# [Task prompt]
Return the listing below unchanged, minus its pictures.

# [Supplied material]
☆ ☆ ☆ ☆ ☆ ☆ ☆

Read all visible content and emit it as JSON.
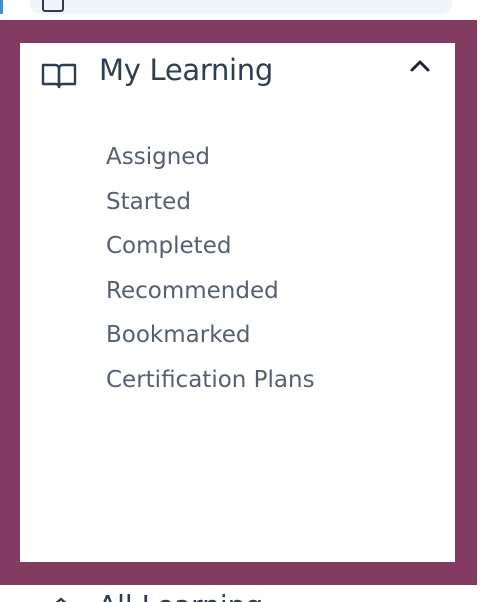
{
  "nav": {
    "section": {
      "label": "My Learning",
      "icon": "book-icon",
      "toggle_icon": "chevron-up-icon",
      "expanded": true,
      "items": [
        {
          "label": "Assigned"
        },
        {
          "label": "Started"
        },
        {
          "label": "Completed"
        },
        {
          "label": "Recommended"
        },
        {
          "label": "Bookmarked"
        },
        {
          "label": "Certification Plans"
        }
      ]
    },
    "next_item": {
      "label": "All Learning",
      "icon": "home-icon"
    }
  },
  "colors": {
    "highlight": "#843b62",
    "text_primary": "#2d3e50",
    "text_secondary": "#55606e",
    "prev_item_bg": "#eef5fb",
    "accent": "#3a8fd6"
  }
}
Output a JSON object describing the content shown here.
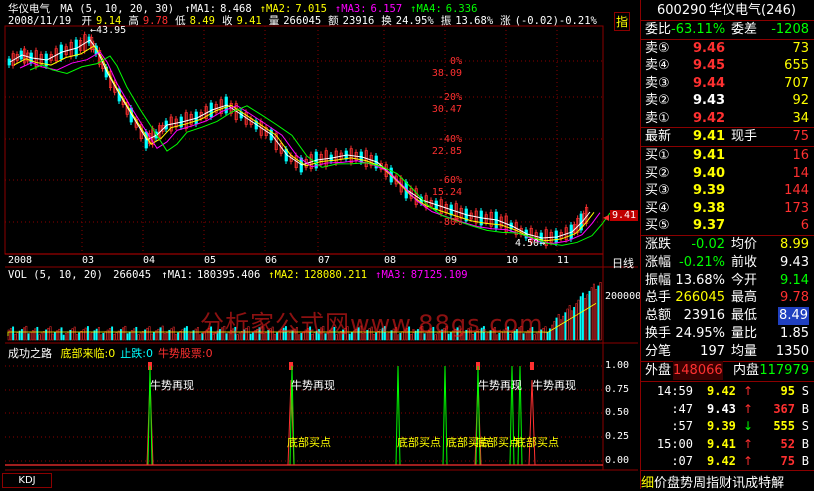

☆ ☆ ☆ ☆ ☆ ☆ ☆

# [Output]
Read all visible content and emit it as JSON.
{
  "nav": {
    "section": {
      "label": "My Learning",
      "icon": "book-icon",
      "toggle_icon": "chevron-up-icon",
      "expanded": true,
      "items": [
        {
          "label": "Assigned"
        },
        {
          "label": "Started"
        },
        {
          "label": "Completed"
        },
        {
          "label": "Recommended"
        },
        {
          "label": "Bookmarked"
        },
        {
          "label": "Certification Plans"
        }
      ]
    },
    "next_item": {
      "label": "All Learning",
      "icon": "home-icon"
    }
  },
  "colors": {
    "highlight": "#843b62",
    "text_primary": "#2d3e50",
    "text_secondary": "#55606e",
    "prev_item_bg": "#eef5fb",
    "accent": "#3a8fd6"
  }
}
Output a JSON object describing the content shown here.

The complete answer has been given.